> _Problem details_
Search the material below for "Department" and copy every line where it occurs.

::::::::::

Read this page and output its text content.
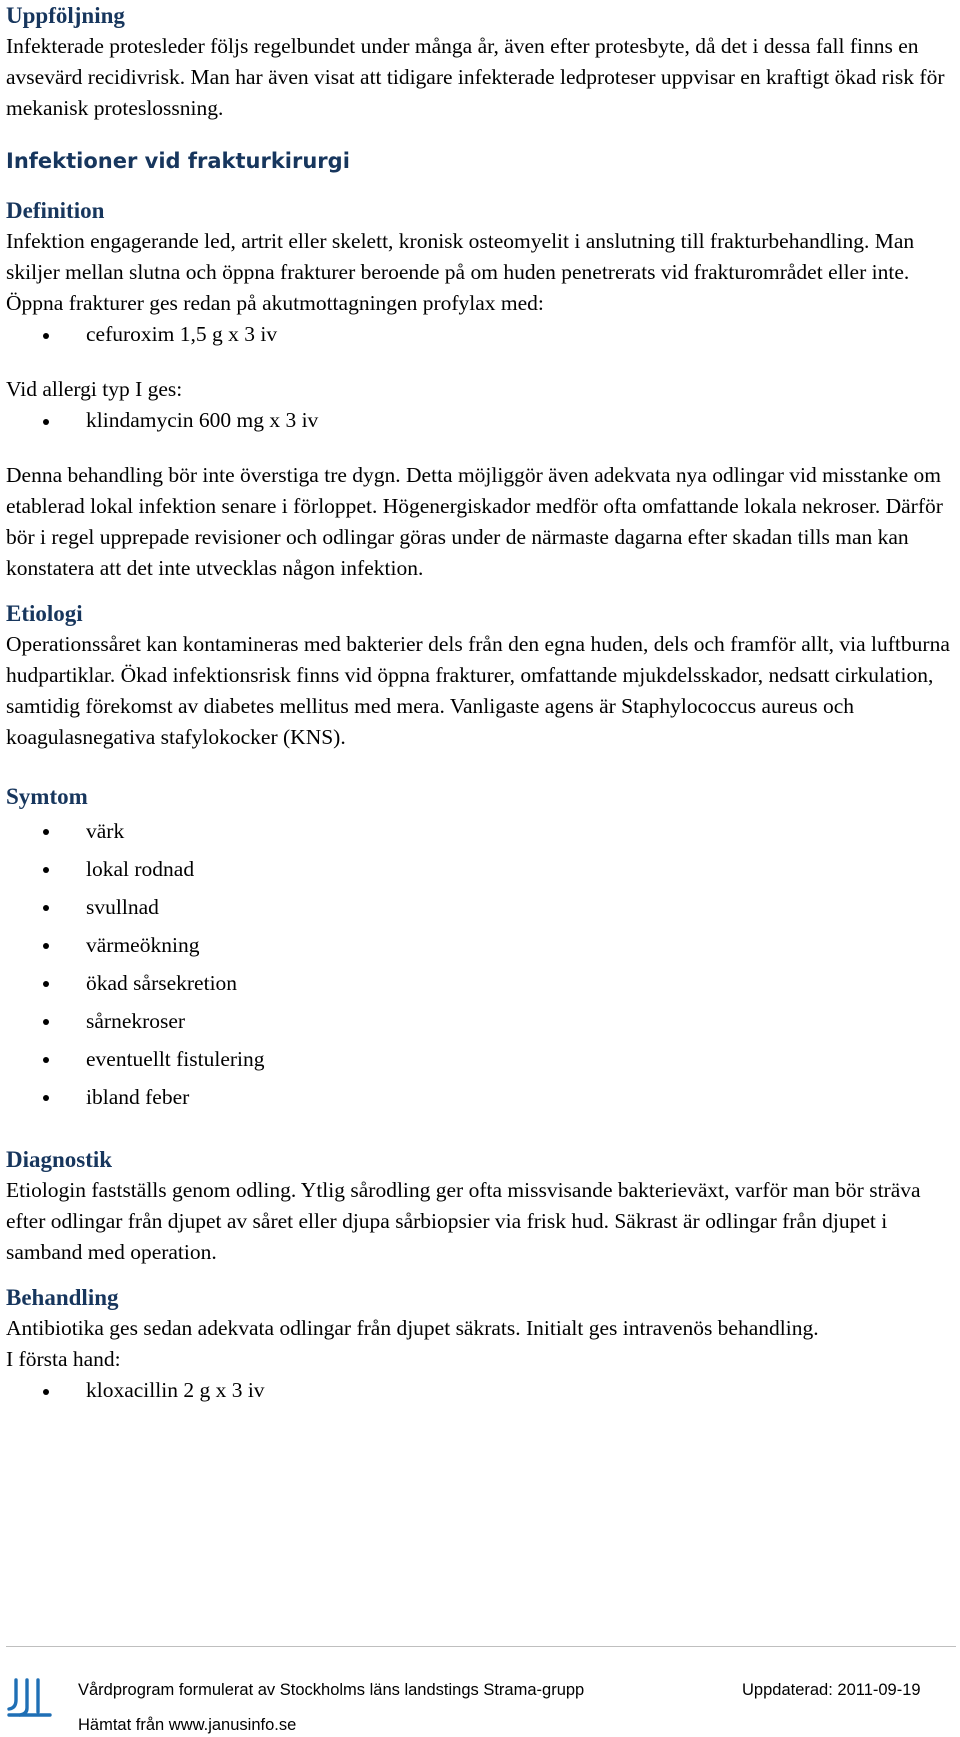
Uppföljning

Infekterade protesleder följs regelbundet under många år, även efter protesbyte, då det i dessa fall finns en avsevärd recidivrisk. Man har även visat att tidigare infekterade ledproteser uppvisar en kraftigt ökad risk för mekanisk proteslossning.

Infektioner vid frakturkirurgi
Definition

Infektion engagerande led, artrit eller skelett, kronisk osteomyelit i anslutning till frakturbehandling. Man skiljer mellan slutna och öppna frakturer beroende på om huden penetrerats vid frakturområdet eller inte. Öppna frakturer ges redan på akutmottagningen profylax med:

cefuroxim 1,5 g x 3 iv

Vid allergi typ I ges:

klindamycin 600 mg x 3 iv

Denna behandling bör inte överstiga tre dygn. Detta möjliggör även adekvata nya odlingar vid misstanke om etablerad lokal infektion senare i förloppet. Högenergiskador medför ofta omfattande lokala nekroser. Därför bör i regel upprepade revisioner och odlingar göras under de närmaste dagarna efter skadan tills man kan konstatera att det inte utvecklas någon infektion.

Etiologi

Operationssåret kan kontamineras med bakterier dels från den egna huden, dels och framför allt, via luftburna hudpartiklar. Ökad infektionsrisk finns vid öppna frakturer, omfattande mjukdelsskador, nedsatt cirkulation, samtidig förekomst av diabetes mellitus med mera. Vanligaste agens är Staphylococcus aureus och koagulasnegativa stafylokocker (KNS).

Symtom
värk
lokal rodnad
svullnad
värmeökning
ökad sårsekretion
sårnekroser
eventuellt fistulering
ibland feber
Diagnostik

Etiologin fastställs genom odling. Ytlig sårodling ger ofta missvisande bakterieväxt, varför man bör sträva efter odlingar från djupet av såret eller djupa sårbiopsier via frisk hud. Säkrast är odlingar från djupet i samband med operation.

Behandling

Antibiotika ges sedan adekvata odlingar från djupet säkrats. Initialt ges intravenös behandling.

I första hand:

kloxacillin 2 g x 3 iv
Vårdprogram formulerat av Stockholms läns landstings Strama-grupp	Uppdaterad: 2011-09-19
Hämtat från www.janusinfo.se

::::::::::

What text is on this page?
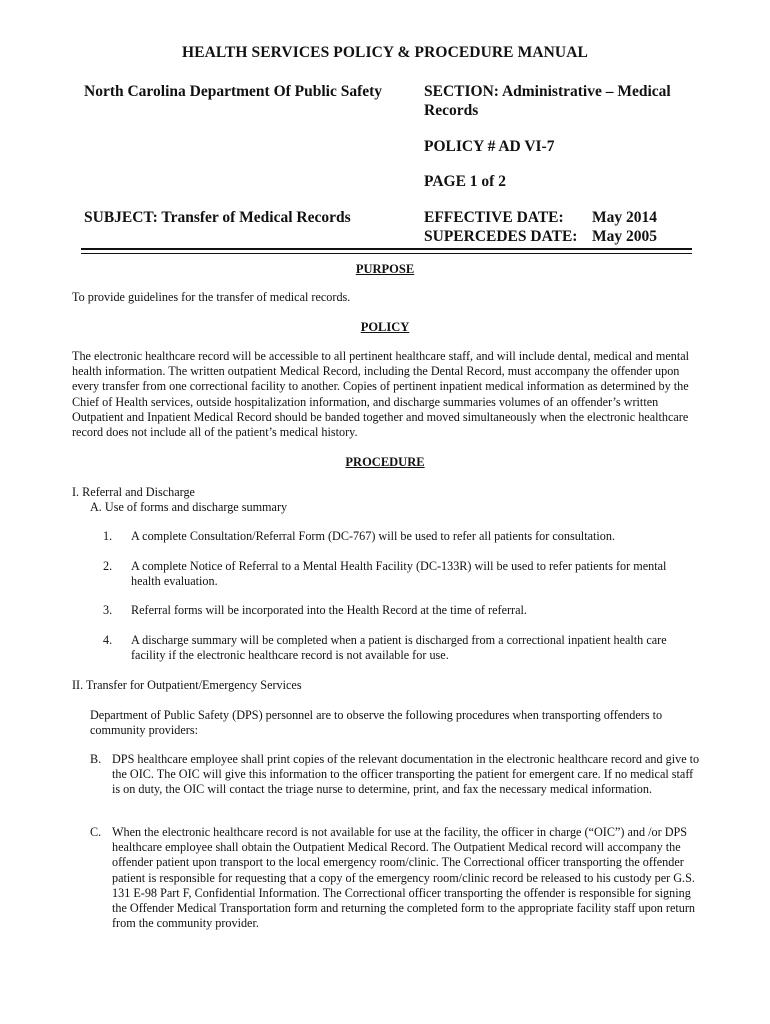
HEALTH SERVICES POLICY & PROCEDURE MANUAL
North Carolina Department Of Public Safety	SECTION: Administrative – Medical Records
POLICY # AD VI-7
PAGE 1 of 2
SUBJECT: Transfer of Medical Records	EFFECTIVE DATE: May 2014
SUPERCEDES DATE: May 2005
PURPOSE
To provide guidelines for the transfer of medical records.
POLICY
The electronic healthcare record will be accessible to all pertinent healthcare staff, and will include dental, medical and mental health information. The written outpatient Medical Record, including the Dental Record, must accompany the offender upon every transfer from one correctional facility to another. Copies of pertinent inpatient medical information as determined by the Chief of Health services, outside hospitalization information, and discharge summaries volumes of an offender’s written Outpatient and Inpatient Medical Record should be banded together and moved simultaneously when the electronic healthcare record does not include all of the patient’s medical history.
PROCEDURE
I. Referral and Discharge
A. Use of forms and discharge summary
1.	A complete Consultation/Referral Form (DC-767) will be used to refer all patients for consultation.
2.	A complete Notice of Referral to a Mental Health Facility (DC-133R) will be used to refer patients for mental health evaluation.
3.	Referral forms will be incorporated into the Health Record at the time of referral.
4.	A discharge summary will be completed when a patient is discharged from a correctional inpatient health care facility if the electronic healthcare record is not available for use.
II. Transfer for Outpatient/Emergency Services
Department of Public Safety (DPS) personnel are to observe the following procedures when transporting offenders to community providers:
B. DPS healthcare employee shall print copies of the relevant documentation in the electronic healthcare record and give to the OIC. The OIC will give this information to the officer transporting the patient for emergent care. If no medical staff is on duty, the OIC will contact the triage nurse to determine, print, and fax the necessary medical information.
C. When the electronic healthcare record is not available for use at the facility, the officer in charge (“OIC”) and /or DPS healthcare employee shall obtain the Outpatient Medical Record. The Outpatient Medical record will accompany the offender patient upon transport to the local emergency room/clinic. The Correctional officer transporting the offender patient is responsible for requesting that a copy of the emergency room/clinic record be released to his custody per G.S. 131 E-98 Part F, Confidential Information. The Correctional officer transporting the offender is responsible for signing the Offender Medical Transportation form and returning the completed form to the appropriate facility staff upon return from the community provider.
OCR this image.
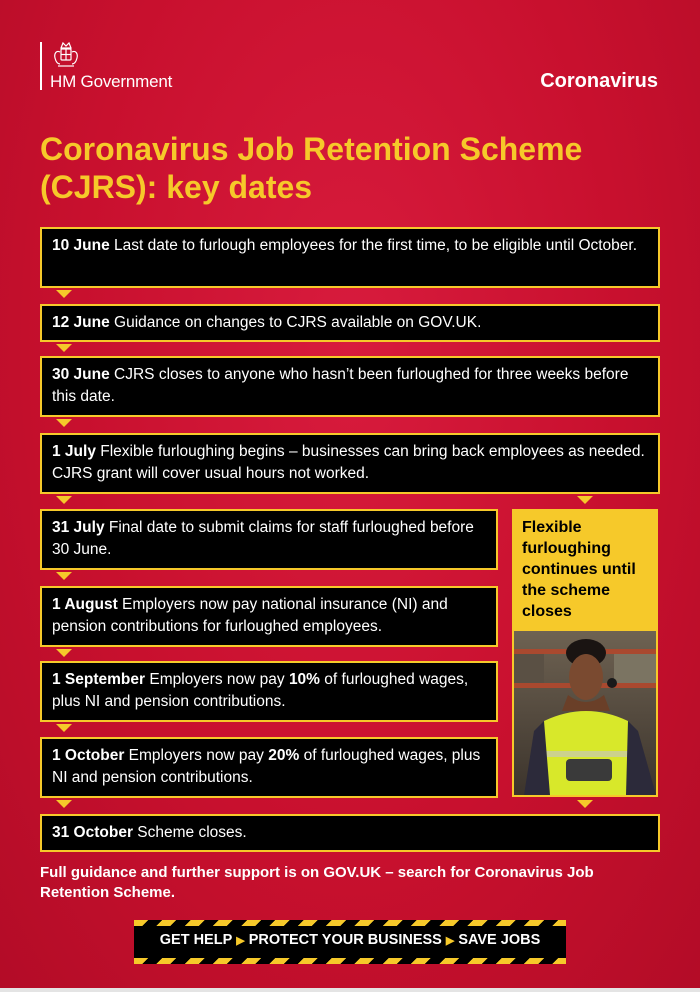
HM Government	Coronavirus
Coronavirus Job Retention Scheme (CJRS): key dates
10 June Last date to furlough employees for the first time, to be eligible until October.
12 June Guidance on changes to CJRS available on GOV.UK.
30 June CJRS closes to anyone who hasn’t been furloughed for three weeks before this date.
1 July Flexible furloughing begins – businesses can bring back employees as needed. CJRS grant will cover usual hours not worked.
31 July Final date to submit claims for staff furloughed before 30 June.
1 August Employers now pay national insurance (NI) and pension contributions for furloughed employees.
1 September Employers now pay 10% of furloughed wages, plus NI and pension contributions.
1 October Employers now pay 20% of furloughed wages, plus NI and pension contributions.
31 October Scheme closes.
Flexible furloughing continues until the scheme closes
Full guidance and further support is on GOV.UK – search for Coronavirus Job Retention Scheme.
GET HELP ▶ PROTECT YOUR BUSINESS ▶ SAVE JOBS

::::::::::

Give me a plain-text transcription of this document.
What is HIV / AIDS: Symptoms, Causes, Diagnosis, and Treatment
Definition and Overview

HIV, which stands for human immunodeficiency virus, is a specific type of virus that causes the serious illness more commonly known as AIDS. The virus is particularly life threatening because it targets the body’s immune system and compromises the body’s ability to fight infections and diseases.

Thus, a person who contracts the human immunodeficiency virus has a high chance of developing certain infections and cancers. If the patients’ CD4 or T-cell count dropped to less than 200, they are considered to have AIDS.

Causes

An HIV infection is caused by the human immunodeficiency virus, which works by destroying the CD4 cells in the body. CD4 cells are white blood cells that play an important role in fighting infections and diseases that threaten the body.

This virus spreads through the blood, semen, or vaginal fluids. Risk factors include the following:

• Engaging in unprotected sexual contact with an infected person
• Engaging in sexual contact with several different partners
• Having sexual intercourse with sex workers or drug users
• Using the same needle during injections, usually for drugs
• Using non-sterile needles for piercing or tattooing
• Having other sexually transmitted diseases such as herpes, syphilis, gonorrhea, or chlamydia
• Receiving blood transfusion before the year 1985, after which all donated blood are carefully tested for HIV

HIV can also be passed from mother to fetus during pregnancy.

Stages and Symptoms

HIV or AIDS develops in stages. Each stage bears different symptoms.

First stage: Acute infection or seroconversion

::::::::::

> _Answer_
North Carolina Department Of Public Safety	SECTION: Administrative – Medical Records
Department of Public Safety (DPS) personnel are to observe the following procedures when transporting offenders to community providers:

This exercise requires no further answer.